→ **Brief**
Read through the data and report every line in which the word "Nils" occurs.

→ **Source records**

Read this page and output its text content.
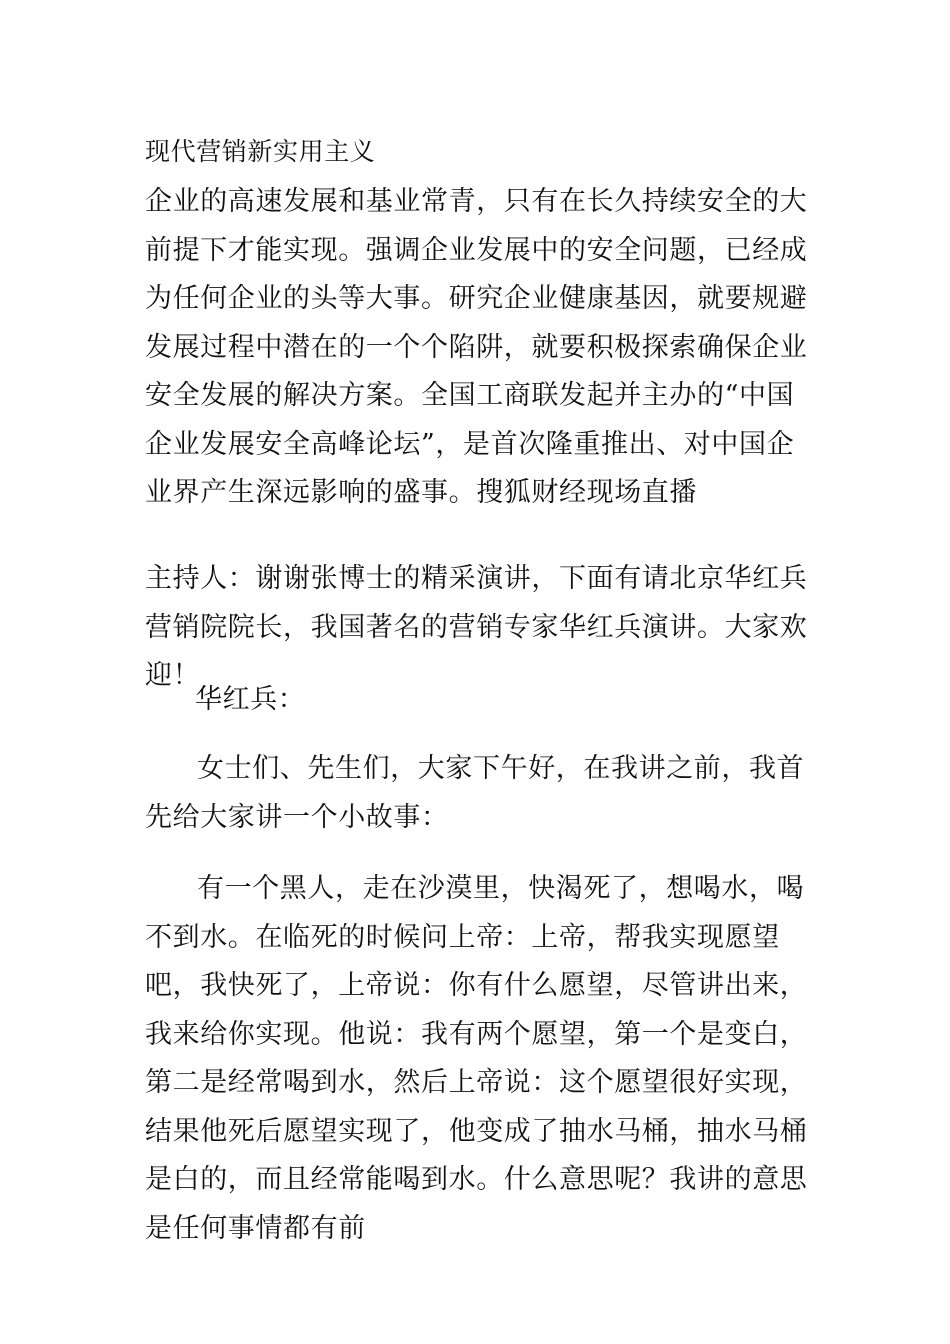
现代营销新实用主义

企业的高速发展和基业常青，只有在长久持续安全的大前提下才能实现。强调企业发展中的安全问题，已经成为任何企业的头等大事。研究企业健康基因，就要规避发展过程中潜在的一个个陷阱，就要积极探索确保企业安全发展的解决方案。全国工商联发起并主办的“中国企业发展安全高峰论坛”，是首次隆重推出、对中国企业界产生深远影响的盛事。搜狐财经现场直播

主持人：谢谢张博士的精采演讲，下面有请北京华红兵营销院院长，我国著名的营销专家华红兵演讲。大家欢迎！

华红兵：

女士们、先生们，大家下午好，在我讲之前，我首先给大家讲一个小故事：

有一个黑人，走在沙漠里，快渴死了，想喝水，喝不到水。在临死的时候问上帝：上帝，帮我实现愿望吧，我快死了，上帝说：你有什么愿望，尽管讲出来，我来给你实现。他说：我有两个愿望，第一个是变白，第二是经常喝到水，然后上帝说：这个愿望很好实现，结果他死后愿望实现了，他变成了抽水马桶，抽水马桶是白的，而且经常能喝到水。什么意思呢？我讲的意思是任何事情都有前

* * *

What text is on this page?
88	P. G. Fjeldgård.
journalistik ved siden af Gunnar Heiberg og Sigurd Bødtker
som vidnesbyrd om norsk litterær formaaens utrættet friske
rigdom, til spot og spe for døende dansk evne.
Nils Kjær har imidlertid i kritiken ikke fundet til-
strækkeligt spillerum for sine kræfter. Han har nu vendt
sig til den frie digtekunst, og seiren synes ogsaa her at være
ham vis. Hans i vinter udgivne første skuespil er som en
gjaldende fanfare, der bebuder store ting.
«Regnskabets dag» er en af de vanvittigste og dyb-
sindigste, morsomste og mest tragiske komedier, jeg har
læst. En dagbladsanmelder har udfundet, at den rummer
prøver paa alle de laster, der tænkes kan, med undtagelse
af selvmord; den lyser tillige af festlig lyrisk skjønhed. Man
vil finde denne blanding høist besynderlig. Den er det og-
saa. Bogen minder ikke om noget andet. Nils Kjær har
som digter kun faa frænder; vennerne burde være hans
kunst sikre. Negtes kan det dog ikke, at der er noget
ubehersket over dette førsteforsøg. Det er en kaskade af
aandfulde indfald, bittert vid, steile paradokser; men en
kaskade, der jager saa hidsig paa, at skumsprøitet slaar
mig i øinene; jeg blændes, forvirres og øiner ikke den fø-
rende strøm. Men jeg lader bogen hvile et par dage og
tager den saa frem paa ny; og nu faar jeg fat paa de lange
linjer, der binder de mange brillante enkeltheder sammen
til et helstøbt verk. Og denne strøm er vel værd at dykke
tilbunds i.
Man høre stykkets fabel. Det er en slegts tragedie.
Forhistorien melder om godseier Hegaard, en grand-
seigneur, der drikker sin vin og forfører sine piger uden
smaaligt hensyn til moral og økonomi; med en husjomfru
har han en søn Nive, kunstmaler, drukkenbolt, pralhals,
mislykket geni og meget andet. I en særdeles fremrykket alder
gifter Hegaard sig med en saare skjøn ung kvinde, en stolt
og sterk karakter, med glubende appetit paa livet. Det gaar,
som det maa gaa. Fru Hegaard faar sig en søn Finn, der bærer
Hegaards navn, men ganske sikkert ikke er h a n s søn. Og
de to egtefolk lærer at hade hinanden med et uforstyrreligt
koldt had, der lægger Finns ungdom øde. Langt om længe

→ **Written answer**
Nils Kjær har imidlertid i kritiken ikke fundet til-
saa. Bogen minder ikke om noget andet. Nils Kjær har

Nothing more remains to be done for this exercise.